▶ REQUIREMENT: The records that follow are to be repeated without alteration.

▶ DATA PROVIDED:
------------------------------------------------

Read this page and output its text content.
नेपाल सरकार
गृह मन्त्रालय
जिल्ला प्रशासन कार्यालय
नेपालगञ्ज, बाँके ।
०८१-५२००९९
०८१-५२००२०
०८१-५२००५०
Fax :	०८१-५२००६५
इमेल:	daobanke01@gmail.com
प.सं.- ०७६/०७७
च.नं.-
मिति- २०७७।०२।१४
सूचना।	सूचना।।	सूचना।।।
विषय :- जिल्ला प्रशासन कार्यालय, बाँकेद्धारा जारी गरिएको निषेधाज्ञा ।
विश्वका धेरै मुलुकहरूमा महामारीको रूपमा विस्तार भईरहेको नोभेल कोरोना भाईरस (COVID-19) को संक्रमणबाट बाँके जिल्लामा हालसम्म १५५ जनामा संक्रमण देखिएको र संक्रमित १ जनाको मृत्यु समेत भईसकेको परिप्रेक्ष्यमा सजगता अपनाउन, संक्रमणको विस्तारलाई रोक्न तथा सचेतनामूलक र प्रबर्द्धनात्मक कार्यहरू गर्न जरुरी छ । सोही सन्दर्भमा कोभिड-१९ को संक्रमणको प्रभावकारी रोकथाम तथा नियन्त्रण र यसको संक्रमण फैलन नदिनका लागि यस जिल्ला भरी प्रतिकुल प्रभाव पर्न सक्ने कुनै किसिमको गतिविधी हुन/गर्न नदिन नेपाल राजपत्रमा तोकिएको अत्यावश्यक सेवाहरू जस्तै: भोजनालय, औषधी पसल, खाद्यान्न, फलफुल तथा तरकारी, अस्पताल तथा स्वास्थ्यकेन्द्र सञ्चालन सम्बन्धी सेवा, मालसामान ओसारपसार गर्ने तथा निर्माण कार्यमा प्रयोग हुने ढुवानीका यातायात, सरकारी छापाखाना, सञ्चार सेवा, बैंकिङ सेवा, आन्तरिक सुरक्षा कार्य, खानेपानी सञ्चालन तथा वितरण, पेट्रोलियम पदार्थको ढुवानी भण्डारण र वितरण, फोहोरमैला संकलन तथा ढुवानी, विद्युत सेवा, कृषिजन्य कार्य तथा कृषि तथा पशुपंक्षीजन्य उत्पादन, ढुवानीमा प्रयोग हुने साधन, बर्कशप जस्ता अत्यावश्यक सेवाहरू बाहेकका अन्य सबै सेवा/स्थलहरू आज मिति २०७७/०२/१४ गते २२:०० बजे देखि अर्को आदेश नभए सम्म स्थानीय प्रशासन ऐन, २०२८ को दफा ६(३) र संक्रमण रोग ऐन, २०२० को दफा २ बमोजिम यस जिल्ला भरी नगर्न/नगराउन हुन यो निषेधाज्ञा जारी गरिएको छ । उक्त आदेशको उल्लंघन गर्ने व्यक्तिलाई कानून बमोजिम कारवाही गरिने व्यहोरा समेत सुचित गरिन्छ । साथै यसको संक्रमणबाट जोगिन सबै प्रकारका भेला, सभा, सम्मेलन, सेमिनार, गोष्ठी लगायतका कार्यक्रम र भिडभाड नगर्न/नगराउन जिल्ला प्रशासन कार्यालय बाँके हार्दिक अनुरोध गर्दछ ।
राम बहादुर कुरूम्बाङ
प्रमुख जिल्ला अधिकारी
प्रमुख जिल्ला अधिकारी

------------------------------------------------

▶ REPLY:
Read this page and output its text content.
नेपाल सरकार
गृह मन्त्रालय
जिल्ला प्रशासन कार्यालय
नेपालगञ्ज, बाँके ।
०८१-५२००९९
०८१-५२००२०
०८१-५२००५०
Fax :	०८१-५२००६५
इमेल:	daobanke01@gmail.com
प.सं.- ०७६/०७७
च.नं.-
मिति- २०७७।०२।१४
सूचना।	सूचना।।	सूचना।।।
विषय :- जिल्ला प्रशासन कार्यालय, बाँकेद्धारा जारी गरिएको निषेधाज्ञा ।
विश्वका धेरै मुलुकहरूमा महामारीको रूपमा विस्तार भईरहेको नोभेल कोरोना भाईरस (COVID-19) को संक्रमणबाट बाँके जिल्लामा हालसम्म १५५ जनामा संक्रमण देखिएको र संक्रमित १ जनाको मृत्यु समेत भईसकेको परिप्रेक्ष्यमा सजगता अपनाउन, संक्रमणको विस्तारलाई रोक्न तथा सचेतनामूलक र प्रबर्द्धनात्मक कार्यहरू गर्न जरुरी छ । सोही सन्दर्भमा कोभिड-१९ को संक्रमणको प्रभावकारी रोकथाम तथा नियन्त्रण र यसको संक्रमण फैलन नदिनका लागि यस जिल्ला भरी प्रतिकुल प्रभाव पर्न सक्ने कुनै किसिमको गतिविधी हुन/गर्न नदिन नेपाल राजपत्रमा तोकिएको अत्यावश्यक सेवाहरू जस्तै: भोजनालय, औषधी पसल, खाद्यान्न, फलफुल तथा तरकारी, अस्पताल तथा स्वास्थ्यकेन्द्र सञ्चालन सम्बन्धी सेवा, मालसामान ओसारपसार गर्ने तथा निर्माण कार्यमा प्रयोग हुने ढुवानीका यातायात, सरकारी छापाखाना, सञ्चार सेवा, बैंकिङ सेवा, आन्तरिक सुरक्षा कार्य, खानेपानी सञ्चालन तथा वितरण, पेट्रोलियम पदार्थको ढुवानी भण्डारण र वितरण, फोहोरमैला संकलन तथा ढुवानी, विद्युत सेवा, कृषिजन्य कार्य तथा कृषि तथा पशुपंक्षीजन्य उत्पादन, ढुवानीमा प्रयोग हुने साधन, बर्कशप जस्ता अत्यावश्यक सेवाहरू बाहेकका अन्य सबै सेवा/स्थलहरू आज मिति २०७७/०२/१४ गते २२:०० बजे देखि अर्को आदेश नभए सम्म स्थानीय प्रशासन ऐन, २०२८ को दफा ६(३) र संक्रमण रोग ऐन, २०२० को दफा २ बमोजिम यस जिल्ला भरी नगर्न/नगराउन हुन यो निषेधाज्ञा जारी गरिएको छ । उक्त आदेशको उल्लंघन गर्ने व्यक्तिलाई कानून बमोजिम कारवाही गरिने व्यहोरा समेत सुचित गरिन्छ । साथै यसको संक्रमणबाट जोगिन सबै प्रकारका भेला, सभा, सम्मेलन, सेमिनार, गोष्ठी लगायतका कार्यक्रम र भिडभाड नगर्न/नगराउन जिल्ला प्रशासन कार्यालय बाँके हार्दिक अनुरोध गर्दछ ।
राम बहादुर कुरूम्बाङ
प्रमुख जिल्ला अधिकारी
प्रमुख जिल्ला अधिकारी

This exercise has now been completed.